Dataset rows

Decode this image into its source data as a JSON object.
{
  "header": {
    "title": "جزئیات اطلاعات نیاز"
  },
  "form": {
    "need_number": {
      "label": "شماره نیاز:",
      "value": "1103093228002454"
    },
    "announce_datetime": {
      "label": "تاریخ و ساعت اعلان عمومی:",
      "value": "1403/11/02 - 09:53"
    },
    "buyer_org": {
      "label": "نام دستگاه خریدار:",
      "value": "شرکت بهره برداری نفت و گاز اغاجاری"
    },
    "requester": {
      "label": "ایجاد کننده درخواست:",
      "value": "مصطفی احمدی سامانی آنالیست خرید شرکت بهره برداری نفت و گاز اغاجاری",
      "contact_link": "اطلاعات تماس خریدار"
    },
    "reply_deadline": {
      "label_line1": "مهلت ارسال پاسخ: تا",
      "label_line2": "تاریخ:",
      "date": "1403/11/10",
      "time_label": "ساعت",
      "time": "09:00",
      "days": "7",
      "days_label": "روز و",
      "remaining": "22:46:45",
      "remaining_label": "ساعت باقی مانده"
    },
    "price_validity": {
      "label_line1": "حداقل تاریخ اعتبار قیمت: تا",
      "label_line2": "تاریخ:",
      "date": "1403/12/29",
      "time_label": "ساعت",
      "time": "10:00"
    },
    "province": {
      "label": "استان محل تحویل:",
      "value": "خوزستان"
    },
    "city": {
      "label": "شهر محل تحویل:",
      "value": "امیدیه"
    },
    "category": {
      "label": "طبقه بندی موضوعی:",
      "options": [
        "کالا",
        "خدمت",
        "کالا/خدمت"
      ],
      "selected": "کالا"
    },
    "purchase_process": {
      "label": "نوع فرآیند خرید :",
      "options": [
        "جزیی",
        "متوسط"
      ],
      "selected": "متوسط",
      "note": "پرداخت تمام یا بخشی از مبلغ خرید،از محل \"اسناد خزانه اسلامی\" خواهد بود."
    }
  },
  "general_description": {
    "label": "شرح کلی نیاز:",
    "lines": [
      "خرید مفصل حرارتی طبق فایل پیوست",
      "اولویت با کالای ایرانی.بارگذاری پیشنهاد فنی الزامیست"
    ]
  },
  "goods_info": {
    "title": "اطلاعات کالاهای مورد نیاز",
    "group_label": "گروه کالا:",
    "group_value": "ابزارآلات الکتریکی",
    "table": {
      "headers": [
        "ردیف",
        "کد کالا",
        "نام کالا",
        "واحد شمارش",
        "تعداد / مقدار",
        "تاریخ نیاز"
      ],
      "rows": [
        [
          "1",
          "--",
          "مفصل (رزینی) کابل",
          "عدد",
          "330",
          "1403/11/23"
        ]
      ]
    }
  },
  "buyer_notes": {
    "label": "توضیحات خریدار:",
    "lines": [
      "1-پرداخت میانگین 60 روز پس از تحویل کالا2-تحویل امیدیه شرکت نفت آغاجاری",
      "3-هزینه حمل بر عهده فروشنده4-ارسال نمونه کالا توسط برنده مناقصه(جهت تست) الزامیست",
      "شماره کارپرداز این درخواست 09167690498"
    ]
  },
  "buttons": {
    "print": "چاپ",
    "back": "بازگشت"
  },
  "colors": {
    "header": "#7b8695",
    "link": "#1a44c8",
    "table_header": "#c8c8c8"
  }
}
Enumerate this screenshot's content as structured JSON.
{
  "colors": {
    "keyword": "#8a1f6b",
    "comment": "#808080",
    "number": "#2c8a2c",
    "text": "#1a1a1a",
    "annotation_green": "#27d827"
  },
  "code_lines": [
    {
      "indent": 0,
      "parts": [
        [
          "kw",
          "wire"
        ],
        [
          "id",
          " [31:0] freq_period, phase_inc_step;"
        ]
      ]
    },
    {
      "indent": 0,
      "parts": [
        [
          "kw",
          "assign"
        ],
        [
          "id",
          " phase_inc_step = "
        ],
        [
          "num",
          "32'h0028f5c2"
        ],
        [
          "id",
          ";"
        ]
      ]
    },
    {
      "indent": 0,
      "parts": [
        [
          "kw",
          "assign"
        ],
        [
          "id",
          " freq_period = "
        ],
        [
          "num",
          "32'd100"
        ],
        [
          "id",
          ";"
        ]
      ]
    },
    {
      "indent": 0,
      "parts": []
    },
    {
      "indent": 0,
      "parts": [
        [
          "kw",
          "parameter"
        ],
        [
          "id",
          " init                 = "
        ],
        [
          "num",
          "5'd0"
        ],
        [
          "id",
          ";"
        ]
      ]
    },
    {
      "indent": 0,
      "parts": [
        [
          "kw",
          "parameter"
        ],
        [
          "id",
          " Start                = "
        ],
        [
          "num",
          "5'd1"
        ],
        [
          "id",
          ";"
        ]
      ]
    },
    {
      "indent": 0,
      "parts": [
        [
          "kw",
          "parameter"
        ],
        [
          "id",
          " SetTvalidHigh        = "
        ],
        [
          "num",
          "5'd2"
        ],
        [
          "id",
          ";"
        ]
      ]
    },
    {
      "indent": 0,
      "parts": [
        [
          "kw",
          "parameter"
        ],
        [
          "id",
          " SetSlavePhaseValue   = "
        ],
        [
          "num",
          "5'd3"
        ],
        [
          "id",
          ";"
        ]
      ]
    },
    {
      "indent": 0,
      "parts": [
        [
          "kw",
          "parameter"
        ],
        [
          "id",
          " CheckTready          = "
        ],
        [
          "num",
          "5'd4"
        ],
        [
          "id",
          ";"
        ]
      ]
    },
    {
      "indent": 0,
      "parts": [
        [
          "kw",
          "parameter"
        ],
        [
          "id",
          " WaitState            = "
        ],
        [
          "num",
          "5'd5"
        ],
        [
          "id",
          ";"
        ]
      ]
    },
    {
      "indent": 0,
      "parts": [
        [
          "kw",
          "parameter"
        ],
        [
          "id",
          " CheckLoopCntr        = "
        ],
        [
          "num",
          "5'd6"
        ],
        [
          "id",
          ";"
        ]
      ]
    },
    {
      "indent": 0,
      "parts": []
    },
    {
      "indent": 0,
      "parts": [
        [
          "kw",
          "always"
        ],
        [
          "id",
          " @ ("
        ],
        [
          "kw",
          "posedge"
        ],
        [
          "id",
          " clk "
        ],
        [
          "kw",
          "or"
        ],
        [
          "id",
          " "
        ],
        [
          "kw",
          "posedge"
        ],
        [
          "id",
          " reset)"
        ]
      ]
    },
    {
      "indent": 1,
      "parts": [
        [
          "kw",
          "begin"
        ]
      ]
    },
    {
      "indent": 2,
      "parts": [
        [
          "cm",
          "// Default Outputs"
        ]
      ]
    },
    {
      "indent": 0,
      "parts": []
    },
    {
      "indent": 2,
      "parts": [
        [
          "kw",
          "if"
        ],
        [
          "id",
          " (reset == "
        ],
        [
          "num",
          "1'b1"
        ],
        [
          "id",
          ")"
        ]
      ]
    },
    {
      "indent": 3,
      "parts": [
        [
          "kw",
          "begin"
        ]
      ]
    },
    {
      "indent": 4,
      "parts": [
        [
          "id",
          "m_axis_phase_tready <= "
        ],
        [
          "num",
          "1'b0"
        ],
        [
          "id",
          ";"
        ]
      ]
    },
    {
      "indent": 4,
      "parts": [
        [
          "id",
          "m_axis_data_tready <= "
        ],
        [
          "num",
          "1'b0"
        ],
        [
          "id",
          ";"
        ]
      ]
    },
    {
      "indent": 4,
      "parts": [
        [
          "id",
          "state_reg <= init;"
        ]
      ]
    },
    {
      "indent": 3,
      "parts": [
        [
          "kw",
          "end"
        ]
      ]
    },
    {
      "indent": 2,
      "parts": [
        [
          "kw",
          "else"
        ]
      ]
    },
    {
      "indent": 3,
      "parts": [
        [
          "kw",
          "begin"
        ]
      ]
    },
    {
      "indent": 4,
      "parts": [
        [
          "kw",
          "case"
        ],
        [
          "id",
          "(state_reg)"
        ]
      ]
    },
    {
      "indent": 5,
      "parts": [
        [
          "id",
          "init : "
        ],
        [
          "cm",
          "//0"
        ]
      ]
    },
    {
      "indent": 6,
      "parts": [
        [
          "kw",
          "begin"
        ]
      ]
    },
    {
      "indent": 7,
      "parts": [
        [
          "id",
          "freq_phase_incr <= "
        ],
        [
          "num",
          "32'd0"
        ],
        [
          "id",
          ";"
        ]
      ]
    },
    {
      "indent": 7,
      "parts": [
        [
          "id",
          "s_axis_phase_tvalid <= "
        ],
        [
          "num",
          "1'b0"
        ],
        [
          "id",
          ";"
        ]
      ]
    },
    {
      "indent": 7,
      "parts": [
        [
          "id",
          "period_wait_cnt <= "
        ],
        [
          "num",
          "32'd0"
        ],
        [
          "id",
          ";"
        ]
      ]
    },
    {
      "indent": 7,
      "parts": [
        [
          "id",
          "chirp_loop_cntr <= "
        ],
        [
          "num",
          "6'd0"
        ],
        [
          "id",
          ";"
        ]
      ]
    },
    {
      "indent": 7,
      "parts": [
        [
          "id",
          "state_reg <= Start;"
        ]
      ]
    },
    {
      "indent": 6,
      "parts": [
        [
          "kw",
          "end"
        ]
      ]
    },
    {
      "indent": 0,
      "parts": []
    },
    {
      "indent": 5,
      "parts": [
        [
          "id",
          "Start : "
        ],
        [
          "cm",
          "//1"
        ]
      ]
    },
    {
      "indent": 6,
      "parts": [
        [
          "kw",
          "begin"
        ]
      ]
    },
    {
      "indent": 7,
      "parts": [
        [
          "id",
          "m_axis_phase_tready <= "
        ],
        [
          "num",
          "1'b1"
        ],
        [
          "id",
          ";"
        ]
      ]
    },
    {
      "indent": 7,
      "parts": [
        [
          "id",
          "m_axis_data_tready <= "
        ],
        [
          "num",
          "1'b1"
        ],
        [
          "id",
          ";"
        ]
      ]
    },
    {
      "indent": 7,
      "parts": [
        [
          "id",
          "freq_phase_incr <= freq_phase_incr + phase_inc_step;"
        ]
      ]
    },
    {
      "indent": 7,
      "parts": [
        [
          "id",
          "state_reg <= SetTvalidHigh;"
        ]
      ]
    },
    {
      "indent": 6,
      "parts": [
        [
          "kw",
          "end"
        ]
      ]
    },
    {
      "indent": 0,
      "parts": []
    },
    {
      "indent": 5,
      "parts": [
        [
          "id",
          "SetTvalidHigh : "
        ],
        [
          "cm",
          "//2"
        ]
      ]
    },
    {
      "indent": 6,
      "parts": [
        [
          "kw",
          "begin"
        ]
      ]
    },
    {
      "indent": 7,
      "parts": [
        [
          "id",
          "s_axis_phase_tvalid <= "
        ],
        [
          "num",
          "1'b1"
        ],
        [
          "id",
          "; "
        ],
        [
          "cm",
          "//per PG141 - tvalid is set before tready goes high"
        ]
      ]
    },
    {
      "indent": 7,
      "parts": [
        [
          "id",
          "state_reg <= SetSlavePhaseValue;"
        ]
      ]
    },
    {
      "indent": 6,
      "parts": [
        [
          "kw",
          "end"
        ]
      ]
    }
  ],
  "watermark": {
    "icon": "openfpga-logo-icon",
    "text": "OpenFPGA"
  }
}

*The problem*
Among the lines of the material, find those that hold the word "SetSlavePhaseValue" and copy them.

*Answer to this exercise*
          " SetSlavePhaseValue   = "
          "state_reg <= SetSlavePhaseValue;"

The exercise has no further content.